Extract, from the listing that follows, each line containing the word "melitera".
----
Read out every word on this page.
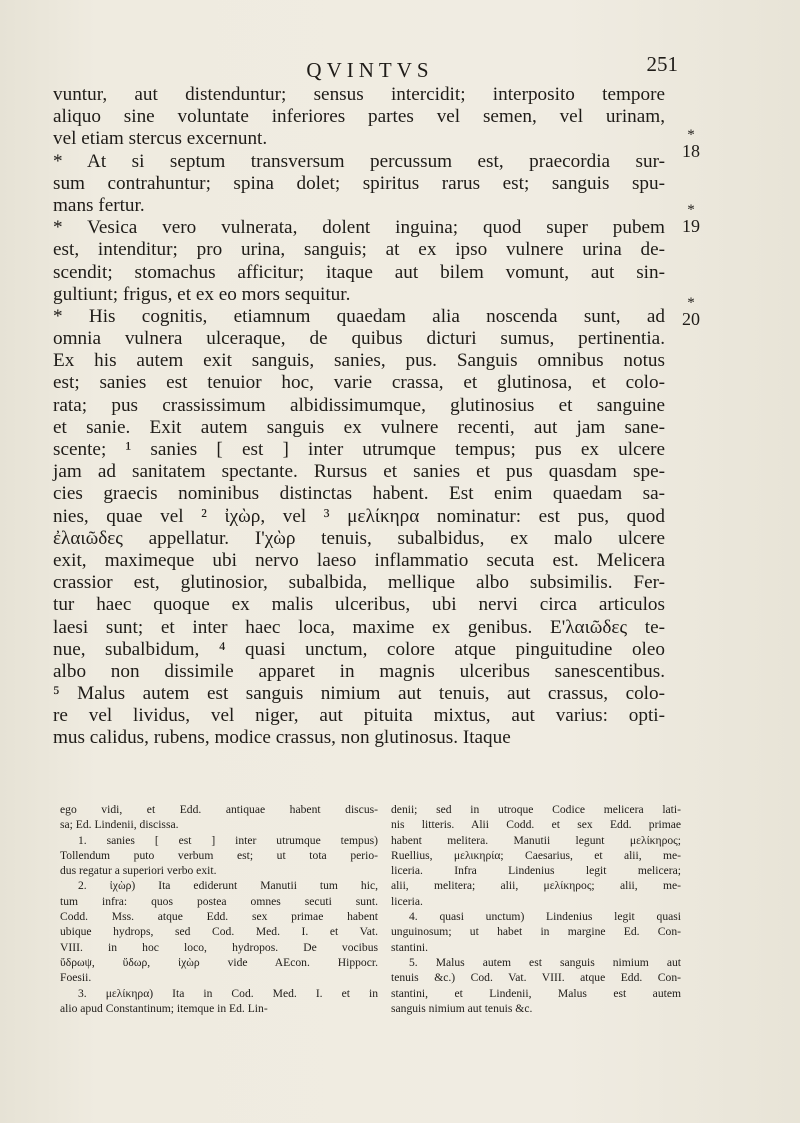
QVINTVS	251
*
18
*
19
*
20
vuntur, aut distenduntur; sensus intercidit; interposito tempore
aliquo sine voluntate inferiores partes vel semen, vel urinam,
vel etiam stercus excernunt.
* At si septum transversum percussum est, praecordia sur-
sum contrahuntur; spina dolet; spiritus rarus est; sanguis spu-
mans fertur.
* Vesica vero vulnerata, dolent inguina; quod super pubem
est, intenditur; pro urina, sanguis; at ex ipso vulnere urina de-
scendit; stomachus afficitur; itaque aut bilem vomunt, aut sin-
gultiunt; frigus, et ex eo mors sequitur.
* His cognitis, etiamnum quaedam alia noscenda sunt, ad
omnia vulnera ulceraque, de quibus dicturi sumus, pertinentia.
Ex his autem exit sanguis, sanies, pus. Sanguis omnibus notus
est; sanies est tenuior hoc, varie crassa, et glutinosa, et colo-
rata; pus crassissimum albidissimumque, glutinosius et sanguine
et sanie. Exit autem sanguis ex vulnere recenti, aut jam sane-
scente; ¹ sanies [ est ] inter utrumque tempus; pus ex ulcere
jam ad sanitatem spectante. Rursus et sanies et pus quasdam spe-
cies graecis nominibus distinctas habent. Est enim quaedam sa-
nies, quae vel ² ἰχὼρ, vel ³ μελίκηρα nominatur: est pus, quod
ἐλαιῶδες appellatur. Ι'χὼρ tenuis, subalbidus, ex malo ulcere
exit, maximeque ubi nervo laeso inflammatio secuta est. Melicera
crassior est, glutinosior, subalbida, mellique albo subsimilis. Fer-
tur haec quoque ex malis ulceribus, ubi nervi circa articulos
laesi sunt; et inter haec loca, maxime ex genibus. Ε'λαιῶδες te-
nue, subalbidum, ⁴ quasi unctum, colore atque pinguitudine oleo
albo non dissimile apparet in magnis ulceribus sanescentibus.
⁵ Malus autem est sanguis nimium aut tenuis, aut crassus, colo-
re vel lividus, vel niger, aut pituita mixtus, aut varius: opti-
mus calidus, rubens, modice crassus, non glutinosus. Itaque
ego vidi, et Edd. antiquae habent discus-
sa; Ed. Lindenii, discissa.
1. sanies [ est ] inter utrumque tempus)
Tollendum puto verbum est; ut tota perio-
dus regatur a superiori verbo exit.
2. ἰχὼρ) Ita ediderunt Manutii tum hic,
tum infra: quos postea omnes secuti sunt.
Codd. Mss. atque Edd. sex primae habent
ubique hydrops, sed Cod. Med. I. et Vat.
VIII. in hoc loco, hydropos. De vocibus
ὕδρωψ, ὕδωρ, ἰχὼρ vide AEcon. Hippocr.
Foesii.
3. μελίκηρα) Ita in Cod. Med. I. et in
alio apud Constantinum; itemque in Ed. Lin-
denii; sed in utroque Codice melicera lati-
nis litteris. Alii Codd. et sex Edd. primae
habent melitera. Manutii legunt μελίκηρος;
Ruellius, μελικηρία; Caesarius, et alii, me-
liceria. Infra Lindenius legit melicera;
alii, melitera; alii, μελίκηρος; alii, me-
liceria.
4. quasi unctum) Lindenius legit quasi
unguinosum; ut habet in margine Ed. Con-
stantini.
5. Malus autem est sanguis nimium aut
tenuis &c.) Cod. Vat. VIII. atque Edd. Con-
stantini, et Lindenii, Malus est autem
sanguis nimium aut tenuis &c.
----
Output —
habent melitera. Manutii legunt μελίκηρος;
alii, melitera; alii, μελίκηρος; alii, me-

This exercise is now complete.